GIVEN TASK: Write out every record below exactly as it appears.

THE DATA:
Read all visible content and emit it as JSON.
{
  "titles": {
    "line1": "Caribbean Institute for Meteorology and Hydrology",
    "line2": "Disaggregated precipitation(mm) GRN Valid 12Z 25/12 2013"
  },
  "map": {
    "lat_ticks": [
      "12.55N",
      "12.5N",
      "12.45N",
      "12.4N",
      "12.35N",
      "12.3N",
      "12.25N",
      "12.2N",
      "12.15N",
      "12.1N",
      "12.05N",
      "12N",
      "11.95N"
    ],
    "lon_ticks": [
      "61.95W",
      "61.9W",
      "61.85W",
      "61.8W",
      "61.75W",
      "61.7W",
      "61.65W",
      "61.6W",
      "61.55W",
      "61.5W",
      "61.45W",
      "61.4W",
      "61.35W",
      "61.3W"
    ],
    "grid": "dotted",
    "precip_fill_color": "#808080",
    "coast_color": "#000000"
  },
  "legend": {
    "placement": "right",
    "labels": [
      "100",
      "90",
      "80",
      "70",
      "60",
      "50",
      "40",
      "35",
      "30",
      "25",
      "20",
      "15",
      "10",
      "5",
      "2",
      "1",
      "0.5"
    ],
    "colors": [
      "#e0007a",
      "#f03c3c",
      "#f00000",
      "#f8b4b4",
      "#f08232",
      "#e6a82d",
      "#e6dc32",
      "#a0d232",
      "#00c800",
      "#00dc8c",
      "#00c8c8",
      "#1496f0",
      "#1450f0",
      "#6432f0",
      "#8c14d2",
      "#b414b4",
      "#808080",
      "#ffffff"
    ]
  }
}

RESPONSE:
Read all visible content and emit it as JSON.
{
  "titles": {
    "line1": "Caribbean Institute for Meteorology and Hydrology",
    "line2": "Disaggregated precipitation(mm) GRN Valid 12Z 25/12 2013"
  },
  "map": {
    "lat_ticks": [
      "12.55N",
      "12.5N",
      "12.45N",
      "12.4N",
      "12.35N",
      "12.3N",
      "12.25N",
      "12.2N",
      "12.15N",
      "12.1N",
      "12.05N",
      "12N",
      "11.95N"
    ],
    "lon_ticks": [
      "61.95W",
      "61.9W",
      "61.85W",
      "61.8W",
      "61.75W",
      "61.7W",
      "61.65W",
      "61.6W",
      "61.55W",
      "61.5W",
      "61.45W",
      "61.4W",
      "61.35W",
      "61.3W"
    ],
    "grid": "dotted",
    "precip_fill_color": "#808080",
    "coast_color": "#000000"
  },
  "legend": {
    "placement": "right",
    "labels": [
      "100",
      "90",
      "80",
      "70",
      "60",
      "50",
      "40",
      "35",
      "30",
      "25",
      "20",
      "15",
      "10",
      "5",
      "2",
      "1",
      "0.5"
    ],
    "colors": [
      "#e0007a",
      "#f03c3c",
      "#f00000",
      "#f8b4b4",
      "#f08232",
      "#e6a82d",
      "#e6dc32",
      "#a0d232",
      "#00c800",
      "#00dc8c",
      "#00c8c8",
      "#1496f0",
      "#1450f0",
      "#6432f0",
      "#8c14d2",
      "#b414b4",
      "#808080",
      "#ffffff"
    ]
  }
}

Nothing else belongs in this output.